● **Excerpted text**
You are right about Pascal. It was a major PITA that it was impossible even to write a generic function to e.g . calculate the average of an array of arbitrary size because the array size was part of the parameter type and therefore part of the function definition.

But I don't think that you can compare this. If you want a base != 0, than you have to pay for it. Maybe not much, but you have to pay.

If you don't offset the array pointer you will have to add the offset when accessing the array elements.

If you offset the array pointer you need to reset it before you free it's dynamical memory. So you have to store either the offset or the pointer to the allocated memory. If you want to implement range checking, you will have to either use the offset, or store separate hi and lo bounds. Anyway things become more complicated and it won't make a single C, C++ or Java programmer feel better about D.

-- 
Helmut Leitner    leitner@hls.via.at
Graz, Austria   www.hls-software.com

March 28, 2003

Re: Arrays, Slices, Cases

Posted by Ilya Minkov
in reply to Helmut Leitner

Ilya Minkov

Posted in reply to Helmut Leitner

Helmut Leitner wrote:
> 
> Ilya Minkov wrote:
>>No, it won't. In Pascal, functions disliked taking arrays of unknown
>>size. You could only make them take an array[SomeConstant..] of
>>SomeType, then you could process this array as SomeConstant-based. This
>>function would only have a run-time specification of an array length,
>>but not of a base, and thus wouldn't probably be any slower than a
>>0-based array. I'm not sure whether it was allowed to assume that arrays
>>had the same base, or type checking had caught such misuse.

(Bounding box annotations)

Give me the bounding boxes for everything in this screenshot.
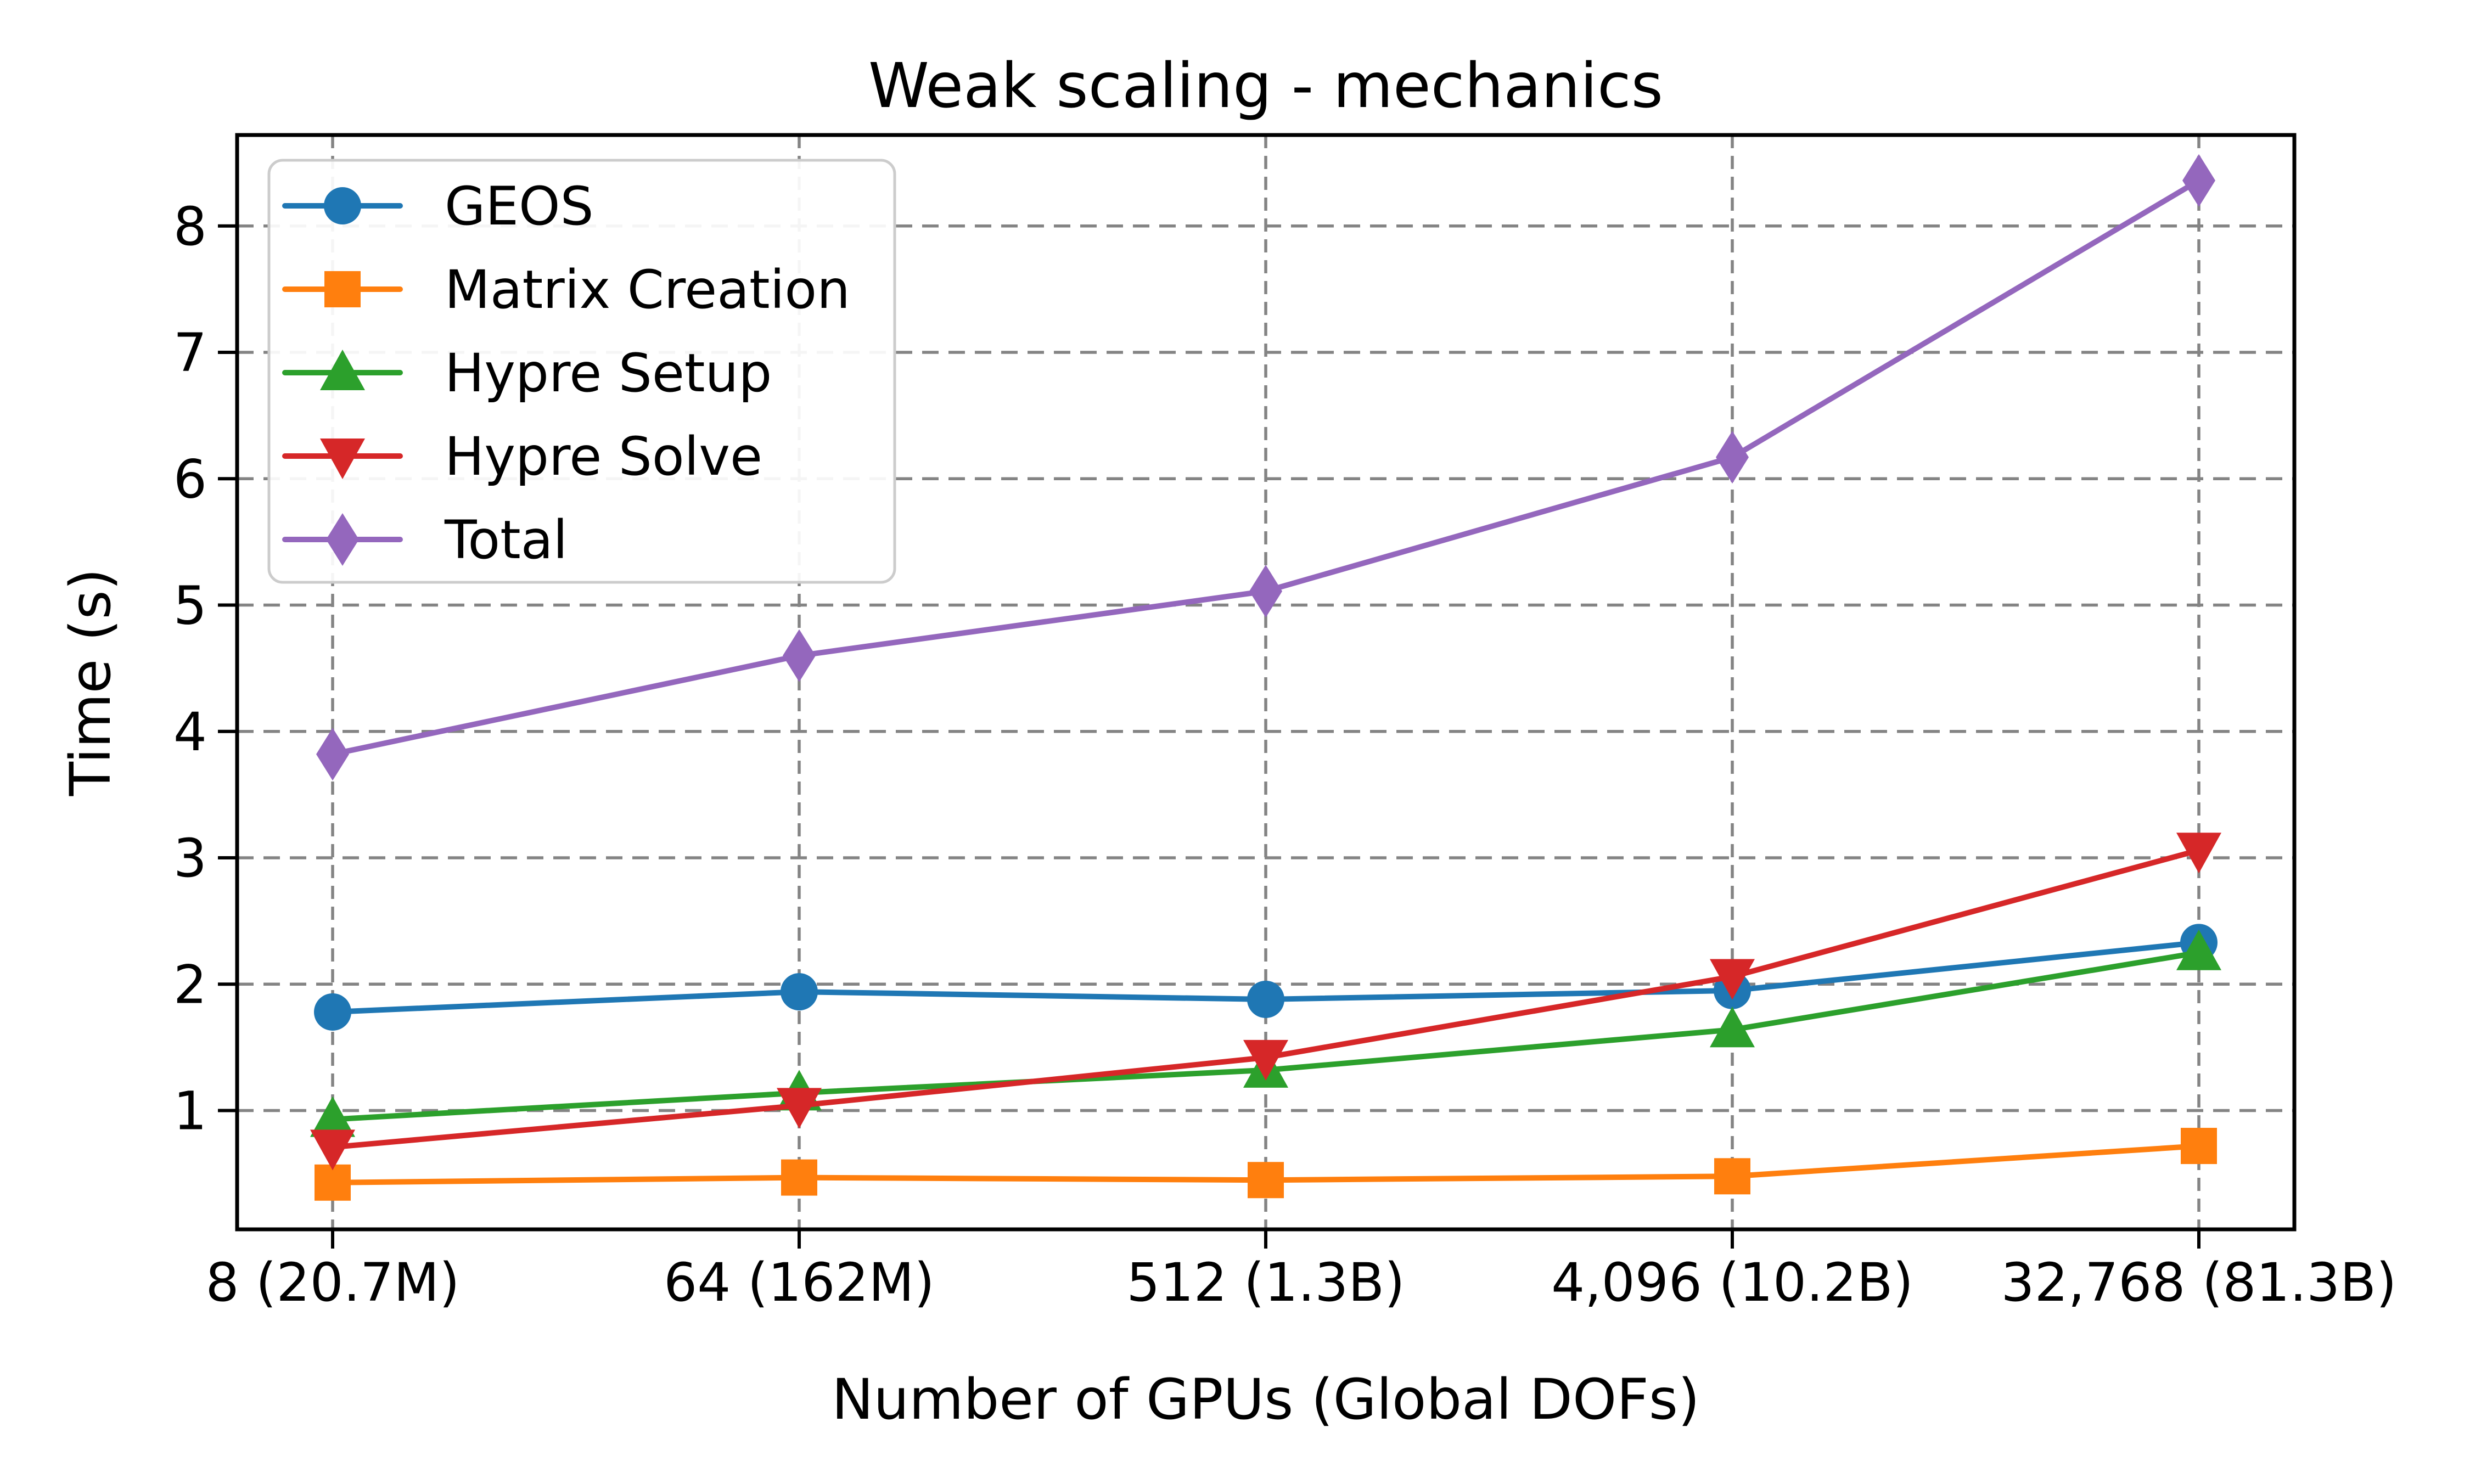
y-tick-label: 8 [173,196,207,257]
series-marker-geos [1247,980,1284,1018]
y-tick-label: 6 [173,448,207,510]
series-marker-total [316,728,349,781]
x-tick-label: 512 (1.3B) [1126,1252,1405,1313]
series-marker-hypre-solve [1710,959,1755,1000]
legend-label: Hypre Setup [445,342,772,404]
series-marker-hypre-solve [310,1129,355,1171]
x-tick-label: 64 (162M) [664,1252,935,1313]
legend-marker-matrix-creation [324,271,361,307]
series-marker-geos [314,993,351,1031]
series-marker-hypre-solve [777,1088,822,1129]
legend-marker-hypre-setup [320,350,365,390]
series-marker-hypre-setup [310,1096,355,1137]
legend-item: GEOS [282,176,594,237]
legend-item: Total [282,509,568,571]
x-tick-label: 4,096 (10.2B) [1551,1252,1913,1313]
chart-title: Weak scaling - mechanics [868,50,1663,122]
legend-label: Hypre Solve [445,426,762,487]
series-marker-geos [781,973,818,1011]
series-marker-hypre-solve [2176,833,2221,874]
series-marker-total [1716,431,1749,484]
legend-item: Hypre Setup [282,342,772,404]
series-marker-matrix-creation [1714,1158,1750,1195]
legend-marker-hypre-solve [320,439,365,479]
series-marker-hypre-solve [1243,1039,1288,1081]
y-axis-label: Time (s) [58,569,124,797]
legend-label: GEOS [445,176,594,237]
series-marker-matrix-creation [1248,1162,1284,1199]
y-tick-label: 1 [173,1081,207,1142]
x-tick-label: 8 (20.7M) [205,1252,459,1313]
y-tick-label: 4 [173,701,207,763]
legend-item: Hypre Solve [282,426,762,487]
legend-label: Matrix Creation [445,259,850,321]
legend-item: Matrix Creation [282,259,850,321]
y-tick-label: 5 [173,575,207,637]
series-marker-matrix-creation [315,1164,351,1201]
series-marker-total [2182,154,2215,207]
series-marker-total [783,629,816,682]
legend-frame [267,159,896,584]
series-marker-matrix-creation [781,1159,817,1196]
y-tick-label: 2 [173,954,207,1015]
y-tick-label: 7 [173,322,207,384]
x-tick-label: 32,768 (81.3B) [2001,1252,2397,1313]
series-marker-matrix-creation [2181,1128,2217,1165]
series-marker-hypre-setup [2176,929,2221,970]
legend-marker-total [326,513,359,566]
y-tick-label: 3 [173,828,207,889]
x-axis-label: Number of GPUs (Global DOFs) [832,1367,1700,1432]
series-marker-hypre-setup [1710,1007,1755,1048]
series-marker-total [1249,565,1282,618]
legend: GEOS Matrix Creation Hypre Setup Hypre Solv… [267,159,896,584]
legend-label: Total [444,509,568,571]
legend-marker-geos [324,187,361,224]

● **Complete the following**
- A) According to the forum excerpt, why couldn't a generic Pascal function compute the average of an array of arbitrary size?
- B) Arrange as a numbered list everything in the records from the line containing "y-tick-label: 8 [173,196,207,257]" down to the line containing "legend-item: Total [282,509,568,571]", both ends included.

● **Solutions to the problems**
- A) Because the array size was part of the parameter type and therefore part of the function definition.

- B)
1. y-tick-label: 8 [173,196,207,257]
2. series-marker-geos [1247,980,1284,1018]
3. y-tick-label: 6 [173,448,207,510]
4. series-marker-total [316,728,349,781]
5. x-tick-label: 512 (1.3B) [1126,1252,1405,1313]
6. series-marker-hypre-solve [1710,959,1755,1000]
7. legend-label: Hypre Setup [445,342,772,404]
8. series-marker-hypre-solve [310,1129,355,1171]
9. x-tick-label: 64 (162M) [664,1252,935,1313]
10. legend-marker-matrix-creation [324,271,361,307]
11. series-marker-geos [314,993,351,1031]
12. series-marker-hypre-solve [777,1088,822,1129]
13. legend-marker-hypre-setup [320,350,365,390]
14. series-marker-hypre-setup [310,1096,355,1137]
15. legend-item: GEOS [282,176,594,237]
16. legend-item: Total [282,509,568,571]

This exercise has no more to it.